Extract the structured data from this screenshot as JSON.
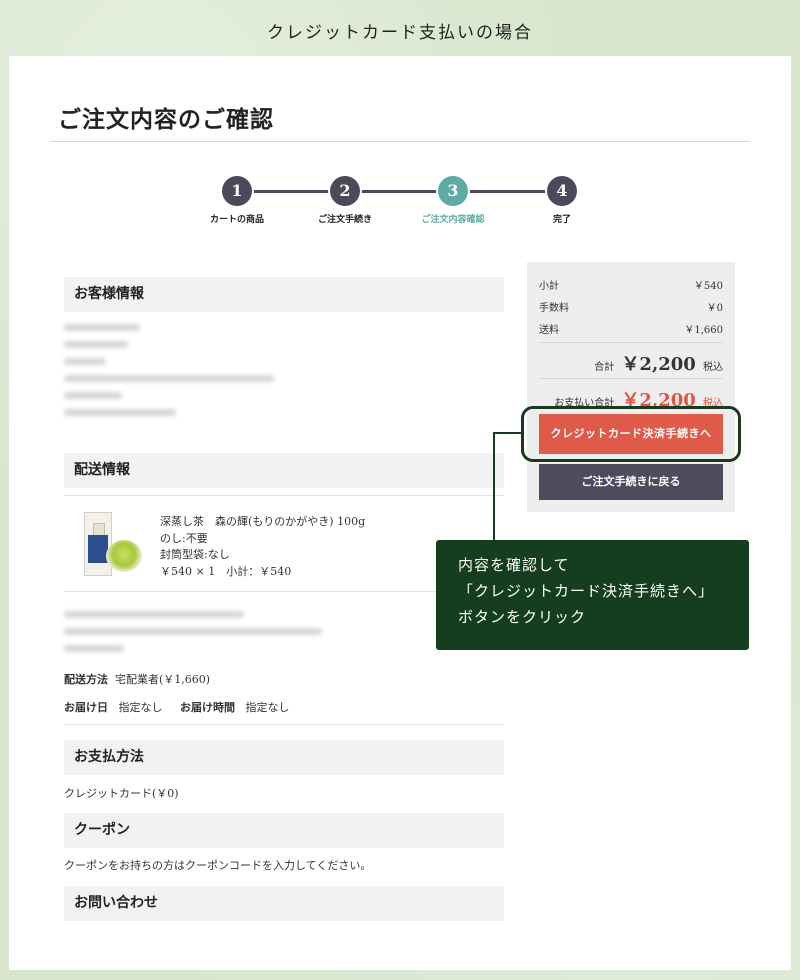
{
  "caption": "クレジットカード支払いの場合",
  "page_title": "ご注文内容のご確認",
  "steps": [
    {
      "num": "1",
      "label": "カートの商品"
    },
    {
      "num": "2",
      "label": "ご注文手続き"
    },
    {
      "num": "3",
      "label": "ご注文内容確認"
    },
    {
      "num": "4",
      "label": "完了"
    }
  ],
  "sections": {
    "customer": "お客様情報",
    "delivery": "配送情報",
    "payment": "お支払方法",
    "coupon": "クーポン",
    "inquiry": "お問い合わせ"
  },
  "product": {
    "name": "深蒸し茶　森の輝(もりのかがやき) 100g",
    "noshi": "のし:不要",
    "envelope": "封筒型袋:なし",
    "price_line": "￥540 × 1　小計：￥540"
  },
  "delivery_info": {
    "method_label": "配送方法",
    "method_value": "宅配業者(￥1,660)",
    "date_label": "お届け日",
    "date_value": "指定なし",
    "time_label": "お届け時間",
    "time_value": "指定なし"
  },
  "payment_value": "クレジットカード(￥0)",
  "coupon_text": "クーポンをお持ちの方はクーポンコードを入力してください。",
  "summary": {
    "subtotal_label": "小計",
    "subtotal_value": "￥540",
    "fee_label": "手数料",
    "fee_value": "￥0",
    "shipping_label": "送料",
    "shipping_value": "￥1,660",
    "total_label": "合計",
    "total_value": "￥2,200",
    "tax_label": "税込",
    "pay_label": "お支払い合計",
    "pay_value": "￥2,200",
    "pay_tax": "税込"
  },
  "buttons": {
    "card": "クレジットカード決済手続きへ",
    "back": "ご注文手続きに戻る"
  },
  "callout": {
    "line1": "内容を確認して",
    "line2": "「クレジットカード決済手続きへ」",
    "line3": "ボタンをクリック"
  },
  "colors": {
    "accent_step": "#5faaa4",
    "card_button": "#e05a4a",
    "back_button": "#4c4c5c",
    "callout_bg": "#143e1d"
  }
}
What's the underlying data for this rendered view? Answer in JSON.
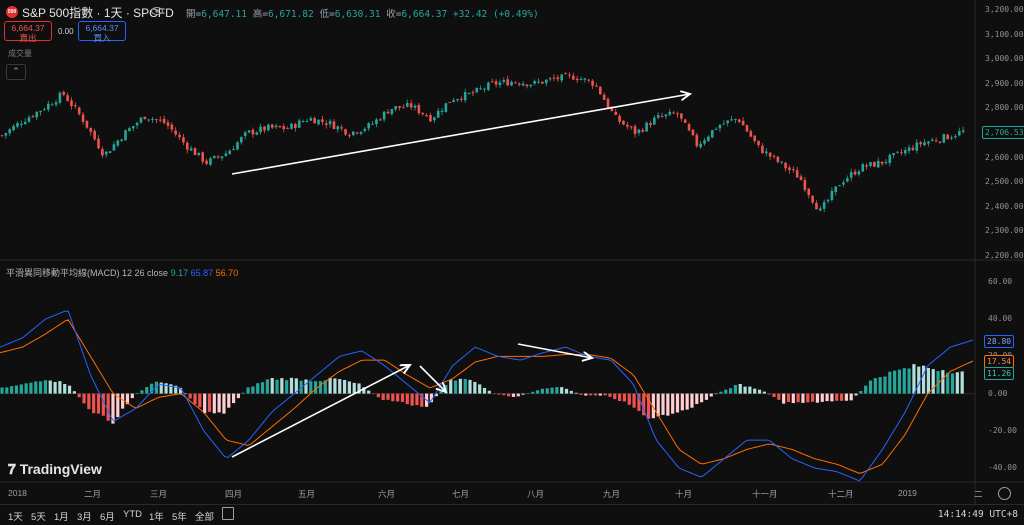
{
  "header": {
    "symbol_badge": "500",
    "title": "S&P 500指數 · 1天 · SPCFD",
    "open_label": "開=",
    "open": "6,647.11",
    "high_label": "高=",
    "high": "6,671.82",
    "low_label": "低=",
    "low": "6,630.31",
    "close_label": "收=",
    "close": "6,664.37",
    "change": "+32.42 (+0.49%)",
    "eye_icon": "eye-icon"
  },
  "trade": {
    "sell_price": "6,664.37",
    "sell_label": "賣出",
    "spread": "0.00",
    "buy_price": "6,664.37",
    "buy_label": "買入"
  },
  "volume_label": "成交量",
  "collapse_icon": "chevron-up-icon",
  "macd": {
    "title": "平滑異同移動平均線(MACD)",
    "params": "12 26 close",
    "hist_value": "9.17",
    "macd_value": "65.87",
    "signal_value": "56.70"
  },
  "price_axis": [
    "3,200.00",
    "3,100.00",
    "3,000.00",
    "2,900.00",
    "2,800.00",
    "2,700.00",
    "2,600.00",
    "2,500.00",
    "2,400.00",
    "2,300.00",
    "2,200.00"
  ],
  "last_price_tag": "2,706.53",
  "macd_axis": [
    "60.00",
    "40.00",
    "20.00",
    "0.00",
    "-20.00",
    "-40.00"
  ],
  "macd_tags": {
    "macd": "28.80",
    "signal": "17.54",
    "hist": "11.26"
  },
  "time_axis": [
    "2018",
    "二月",
    "三月",
    "四月",
    "五月",
    "六月",
    "七月",
    "八月",
    "九月",
    "十月",
    "十一月",
    "十二月",
    "2019",
    "二"
  ],
  "timeframes": [
    "1天",
    "5天",
    "1月",
    "3月",
    "6月",
    "YTD",
    "1年",
    "5年",
    "全部"
  ],
  "clock": "14:14:49 UTC+8",
  "logo_text": "TradingView",
  "colors": {
    "up": "#26a69a",
    "down": "#ef5350",
    "macd": "#2962ff",
    "signal": "#ff6d00",
    "arrow": "#ffffff"
  },
  "chart_data": [
    {
      "type": "candlestick",
      "title": "S&P 500指數 · 1天 · SPCFD",
      "ylim": [
        2200,
        3200
      ],
      "x": [
        "2018-01",
        "2018-02",
        "2018-03",
        "2018-04",
        "2018-05",
        "2018-06",
        "2018-07",
        "2018-08",
        "2018-09",
        "2018-10",
        "2018-11",
        "2018-12",
        "2019-01",
        "2019-02"
      ],
      "close_path": [
        2690,
        2750,
        2800,
        2860,
        2750,
        2610,
        2700,
        2770,
        2740,
        2650,
        2580,
        2620,
        2700,
        2720,
        2720,
        2760,
        2740,
        2700,
        2730,
        2800,
        2810,
        2760,
        2840,
        2860,
        2900,
        2910,
        2900,
        2920,
        2930,
        2900,
        2760,
        2700,
        2760,
        2780,
        2650,
        2730,
        2760,
        2640,
        2580,
        2520,
        2380,
        2500,
        2560,
        2580,
        2620,
        2660,
        2680,
        2706
      ],
      "last_price": 2706.53
    },
    {
      "type": "line",
      "title": "平滑異同移動平均線(MACD)",
      "ylim": [
        -50,
        68
      ],
      "series": [
        {
          "name": "MACD",
          "values": [
            25,
            30,
            40,
            45,
            10,
            -15,
            -8,
            5,
            3,
            -20,
            -35,
            -25,
            -10,
            0,
            10,
            20,
            23,
            15,
            5,
            -5,
            15,
            25,
            20,
            18,
            22,
            25,
            20,
            18,
            5,
            -25,
            -40,
            -45,
            -35,
            -25,
            -25,
            -35,
            -40,
            -42,
            -47,
            -30,
            -10,
            15,
            25,
            28.8
          ]
        },
        {
          "name": "Signal",
          "values": [
            22,
            25,
            32,
            40,
            20,
            0,
            -8,
            -2,
            0,
            -10,
            -25,
            -28,
            -18,
            -8,
            3,
            12,
            18,
            18,
            10,
            3,
            8,
            17,
            20,
            20,
            20,
            21,
            21,
            19,
            10,
            -10,
            -30,
            -38,
            -35,
            -30,
            -27,
            -30,
            -35,
            -38,
            -43,
            -38,
            -22,
            0,
            12,
            17.54
          ]
        },
        {
          "name": "Histogram",
          "values": [
            3,
            5,
            8,
            5,
            -10,
            -15,
            0,
            7,
            3,
            -10,
            -10,
            3,
            8,
            8,
            7,
            8,
            5,
            -3,
            -5,
            -8,
            7,
            8,
            0,
            -2,
            2,
            4,
            -1,
            -1,
            -5,
            -15,
            -10,
            -7,
            0,
            5,
            2,
            -5,
            -5,
            -4,
            -4,
            8,
            12,
            15,
            13,
            11.26
          ]
        }
      ]
    }
  ]
}
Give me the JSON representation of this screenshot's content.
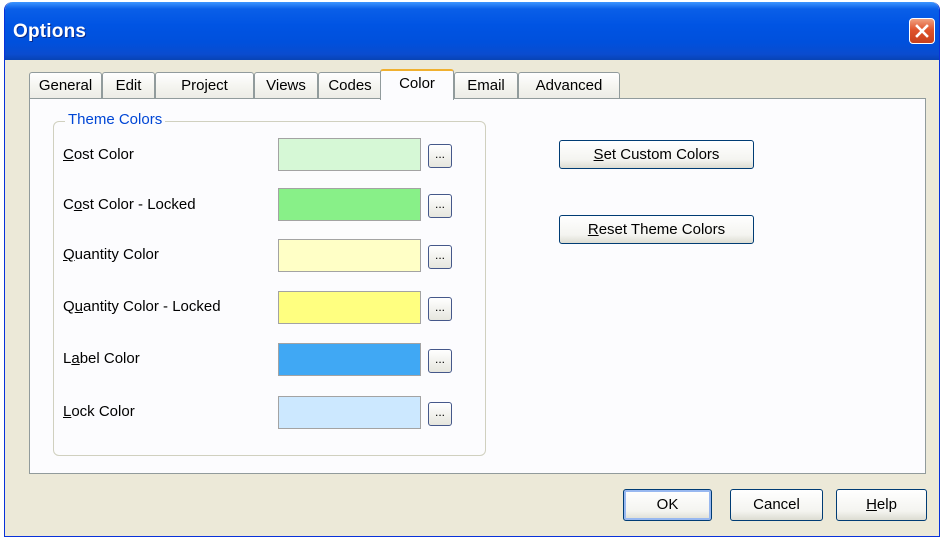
{
  "window": {
    "title": "Options"
  },
  "tabs": [
    {
      "label": "General",
      "active": false
    },
    {
      "label": "Edit",
      "active": false
    },
    {
      "label": "Project",
      "active": false
    },
    {
      "label": "Views",
      "active": false
    },
    {
      "label": "Codes",
      "active": false
    },
    {
      "label": "Color",
      "active": true
    },
    {
      "label": "Email",
      "active": false
    },
    {
      "label": "Advanced",
      "active": false
    }
  ],
  "theme_group": {
    "title": "Theme Colors",
    "rows": [
      {
        "label_pre": "",
        "label_key": "C",
        "label_post": "ost Color",
        "color": "#d6f8d6"
      },
      {
        "label_pre": "C",
        "label_key": "o",
        "label_post": "st Color - Locked",
        "color": "#88f088"
      },
      {
        "label_pre": "",
        "label_key": "Q",
        "label_post": "uantity Color",
        "color": "#ffffc6"
      },
      {
        "label_pre": "Q",
        "label_key": "u",
        "label_post": "antity Color - Locked",
        "color": "#ffff80"
      },
      {
        "label_pre": "L",
        "label_key": "a",
        "label_post": "bel Color",
        "color": "#40a8f4"
      },
      {
        "label_pre": "",
        "label_key": "L",
        "label_post": "ock Color",
        "color": "#cce8ff"
      }
    ],
    "pick_label": "..."
  },
  "side_buttons": {
    "set_custom": {
      "key": "S",
      "rest": "et Custom Colors"
    },
    "reset_theme": {
      "key": "R",
      "rest": "eset Theme Colors"
    }
  },
  "footer": {
    "ok": "OK",
    "cancel": "Cancel",
    "help": {
      "key": "H",
      "rest": "elp"
    }
  }
}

Short task
Copy every line of the data that holds the string "SPCFD".

Output of the task
    "title": "S&P 500指數 · 1天 · SPCFD",
      "title": "S&P 500指數 · 1天 · SPCFD",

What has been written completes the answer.